-- begin MATERIAL SHOWN --

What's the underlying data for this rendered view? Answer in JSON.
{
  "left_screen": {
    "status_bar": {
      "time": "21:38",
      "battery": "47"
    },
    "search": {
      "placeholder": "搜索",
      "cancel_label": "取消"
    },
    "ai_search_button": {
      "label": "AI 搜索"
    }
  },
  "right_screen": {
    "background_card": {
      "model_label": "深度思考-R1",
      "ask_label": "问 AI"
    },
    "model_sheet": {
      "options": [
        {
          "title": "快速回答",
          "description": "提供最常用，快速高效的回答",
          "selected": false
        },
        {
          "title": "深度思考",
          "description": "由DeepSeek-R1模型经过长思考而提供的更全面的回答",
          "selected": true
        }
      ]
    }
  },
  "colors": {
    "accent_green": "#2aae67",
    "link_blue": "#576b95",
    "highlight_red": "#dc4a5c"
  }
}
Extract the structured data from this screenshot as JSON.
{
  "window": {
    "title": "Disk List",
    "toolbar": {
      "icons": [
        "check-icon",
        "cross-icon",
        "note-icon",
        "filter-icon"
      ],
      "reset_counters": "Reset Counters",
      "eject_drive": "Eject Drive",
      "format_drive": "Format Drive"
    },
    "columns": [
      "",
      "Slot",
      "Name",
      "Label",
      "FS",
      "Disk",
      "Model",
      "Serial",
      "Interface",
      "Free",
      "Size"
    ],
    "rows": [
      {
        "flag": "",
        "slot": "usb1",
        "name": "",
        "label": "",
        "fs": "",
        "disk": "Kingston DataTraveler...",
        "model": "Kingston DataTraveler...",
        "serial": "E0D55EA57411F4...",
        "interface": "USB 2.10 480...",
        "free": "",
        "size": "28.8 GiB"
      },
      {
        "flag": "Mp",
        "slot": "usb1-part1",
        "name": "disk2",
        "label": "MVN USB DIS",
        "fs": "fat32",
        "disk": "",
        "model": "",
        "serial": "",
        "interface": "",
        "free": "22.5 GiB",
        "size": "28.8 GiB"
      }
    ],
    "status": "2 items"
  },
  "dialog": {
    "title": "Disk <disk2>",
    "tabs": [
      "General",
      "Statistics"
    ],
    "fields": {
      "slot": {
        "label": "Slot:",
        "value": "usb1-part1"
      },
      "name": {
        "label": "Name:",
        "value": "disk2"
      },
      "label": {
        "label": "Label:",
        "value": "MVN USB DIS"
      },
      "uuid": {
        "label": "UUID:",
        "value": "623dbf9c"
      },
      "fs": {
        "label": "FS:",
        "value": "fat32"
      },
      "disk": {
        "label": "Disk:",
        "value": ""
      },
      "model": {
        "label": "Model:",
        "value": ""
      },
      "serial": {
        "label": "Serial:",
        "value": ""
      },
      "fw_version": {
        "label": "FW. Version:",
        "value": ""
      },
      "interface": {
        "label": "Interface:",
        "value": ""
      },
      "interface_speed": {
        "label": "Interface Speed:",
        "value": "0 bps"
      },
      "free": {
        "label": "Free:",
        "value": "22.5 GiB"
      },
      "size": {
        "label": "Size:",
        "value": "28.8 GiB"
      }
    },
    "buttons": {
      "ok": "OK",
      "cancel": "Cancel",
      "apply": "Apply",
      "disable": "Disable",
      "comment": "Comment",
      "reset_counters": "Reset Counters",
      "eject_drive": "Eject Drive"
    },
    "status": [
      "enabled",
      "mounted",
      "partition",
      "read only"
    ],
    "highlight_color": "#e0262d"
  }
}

-- end MATERIAL SHOWN --

## [WORK TO BE COMPLETED]
Copy all of the data exactly.

## [RESULT FOR THIS EXERCISE]
What's the underlying data for this rendered view? Answer in JSON.
{
  "left_screen": {
    "status_bar": {
      "time": "21:38",
      "battery": "47"
    },
    "search": {
      "placeholder": "搜索",
      "cancel_label": "取消"
    },
    "ai_search_button": {
      "label": "AI 搜索"
    }
  },
  "right_screen": {
    "background_card": {
      "model_label": "深度思考-R1",
      "ask_label": "问 AI"
    },
    "model_sheet": {
      "options": [
        {
          "title": "快速回答",
          "description": "提供最常用，快速高效的回答",
          "selected": false
        },
        {
          "title": "深度思考",
          "description": "由DeepSeek-R1模型经过长思考而提供的更全面的回答",
          "selected": true
        }
      ]
    }
  },
  "colors": {
    "accent_green": "#2aae67",
    "link_blue": "#576b95",
    "highlight_red": "#dc4a5c"
  }
}
Extract the structured data from this screenshot as JSON.
{
  "window": {
    "title": "Disk List",
    "toolbar": {
      "icons": [
        "check-icon",
        "cross-icon",
        "note-icon",
        "filter-icon"
      ],
      "reset_counters": "Reset Counters",
      "eject_drive": "Eject Drive",
      "format_drive": "Format Drive"
    },
    "columns": [
      "",
      "Slot",
      "Name",
      "Label",
      "FS",
      "Disk",
      "Model",
      "Serial",
      "Interface",
      "Free",
      "Size"
    ],
    "rows": [
      {
        "flag": "",
        "slot": "usb1",
        "name": "",
        "label": "",
        "fs": "",
        "disk": "Kingston DataTraveler...",
        "model": "Kingston DataTraveler...",
        "serial": "E0D55EA57411F4...",
        "interface": "USB 2.10 480...",
        "free": "",
        "size": "28.8 GiB"
      },
      {
        "flag": "Mp",
        "slot": "usb1-part1",
        "name": "disk2",
        "label": "MVN USB DIS",
        "fs": "fat32",
        "disk": "",
        "model": "",
        "serial": "",
        "interface": "",
        "free": "22.5 GiB",
        "size": "28.8 GiB"
      }
    ],
    "status": "2 items"
  },
  "dialog": {
    "title": "Disk <disk2>",
    "tabs": [
      "General",
      "Statistics"
    ],
    "fields": {
      "slot": {
        "label": "Slot:",
        "value": "usb1-part1"
      },
      "name": {
        "label": "Name:",
        "value": "disk2"
      },
      "label": {
        "label": "Label:",
        "value": "MVN USB DIS"
      },
      "uuid": {
        "label": "UUID:",
        "value": "623dbf9c"
      },
      "fs": {
        "label": "FS:",
        "value": "fat32"
      },
      "disk": {
        "label": "Disk:",
        "value": ""
      },
      "model": {
        "label": "Model:",
        "value": ""
      },
      "serial": {
        "label": "Serial:",
        "value": ""
      },
      "fw_version": {
        "label": "FW. Version:",
        "value": ""
      },
      "interface": {
        "label": "Interface:",
        "value": ""
      },
      "interface_speed": {
        "label": "Interface Speed:",
        "value": "0 bps"
      },
      "free": {
        "label": "Free:",
        "value": "22.5 GiB"
      },
      "size": {
        "label": "Size:",
        "value": "28.8 GiB"
      }
    },
    "buttons": {
      "ok": "OK",
      "cancel": "Cancel",
      "apply": "Apply",
      "disable": "Disable",
      "comment": "Comment",
      "reset_counters": "Reset Counters",
      "eject_drive": "Eject Drive"
    },
    "status": [
      "enabled",
      "mounted",
      "partition",
      "read only"
    ],
    "highlight_color": "#e0262d"
  }
}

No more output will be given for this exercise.